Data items
********

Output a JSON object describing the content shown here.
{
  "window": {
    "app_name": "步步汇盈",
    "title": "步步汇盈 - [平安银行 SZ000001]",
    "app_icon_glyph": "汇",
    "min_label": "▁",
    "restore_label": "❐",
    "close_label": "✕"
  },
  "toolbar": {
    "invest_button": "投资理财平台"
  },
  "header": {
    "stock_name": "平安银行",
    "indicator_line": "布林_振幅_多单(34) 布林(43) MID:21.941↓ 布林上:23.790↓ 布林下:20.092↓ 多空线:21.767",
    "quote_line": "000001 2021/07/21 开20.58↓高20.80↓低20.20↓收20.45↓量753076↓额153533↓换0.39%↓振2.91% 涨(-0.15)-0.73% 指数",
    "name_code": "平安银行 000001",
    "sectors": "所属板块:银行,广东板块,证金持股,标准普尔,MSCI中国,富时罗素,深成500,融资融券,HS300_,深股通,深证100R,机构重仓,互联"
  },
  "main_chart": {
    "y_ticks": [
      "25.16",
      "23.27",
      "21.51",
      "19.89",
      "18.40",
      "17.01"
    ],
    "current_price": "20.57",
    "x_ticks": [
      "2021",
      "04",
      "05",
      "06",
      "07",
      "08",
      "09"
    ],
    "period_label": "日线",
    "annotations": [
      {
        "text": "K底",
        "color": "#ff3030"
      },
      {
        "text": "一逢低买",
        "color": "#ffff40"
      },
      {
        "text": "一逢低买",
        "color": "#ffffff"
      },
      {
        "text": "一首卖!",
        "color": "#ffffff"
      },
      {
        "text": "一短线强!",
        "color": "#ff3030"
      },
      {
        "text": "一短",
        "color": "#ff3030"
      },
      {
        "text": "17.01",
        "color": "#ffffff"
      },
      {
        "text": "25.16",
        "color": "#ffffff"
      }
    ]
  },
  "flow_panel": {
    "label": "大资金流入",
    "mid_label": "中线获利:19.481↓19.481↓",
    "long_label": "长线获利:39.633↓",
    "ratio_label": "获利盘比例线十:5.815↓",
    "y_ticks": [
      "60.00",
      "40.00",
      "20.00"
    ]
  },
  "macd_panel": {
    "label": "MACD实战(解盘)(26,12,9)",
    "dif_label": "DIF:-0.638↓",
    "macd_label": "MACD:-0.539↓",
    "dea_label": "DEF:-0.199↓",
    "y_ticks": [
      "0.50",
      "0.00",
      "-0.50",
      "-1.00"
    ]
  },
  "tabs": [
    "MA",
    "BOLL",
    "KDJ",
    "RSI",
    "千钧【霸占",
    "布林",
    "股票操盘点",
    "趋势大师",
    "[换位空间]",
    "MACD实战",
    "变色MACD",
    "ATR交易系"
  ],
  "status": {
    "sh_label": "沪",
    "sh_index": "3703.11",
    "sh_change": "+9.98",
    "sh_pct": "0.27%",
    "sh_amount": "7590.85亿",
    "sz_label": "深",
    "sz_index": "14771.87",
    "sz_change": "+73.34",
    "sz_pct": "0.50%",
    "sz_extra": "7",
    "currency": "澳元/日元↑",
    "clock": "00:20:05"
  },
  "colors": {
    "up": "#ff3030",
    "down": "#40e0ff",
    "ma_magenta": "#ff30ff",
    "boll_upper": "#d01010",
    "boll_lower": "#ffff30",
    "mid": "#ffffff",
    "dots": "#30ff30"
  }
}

********

What to produce ->
Pick out and copy the lines of the entries that hold the string "平安银行".

The answer ->
    "title": "步步汇盈 - [平安银行 SZ000001]",
    "stock_name": "平安银行",
    "name_code": "平安银行 000001",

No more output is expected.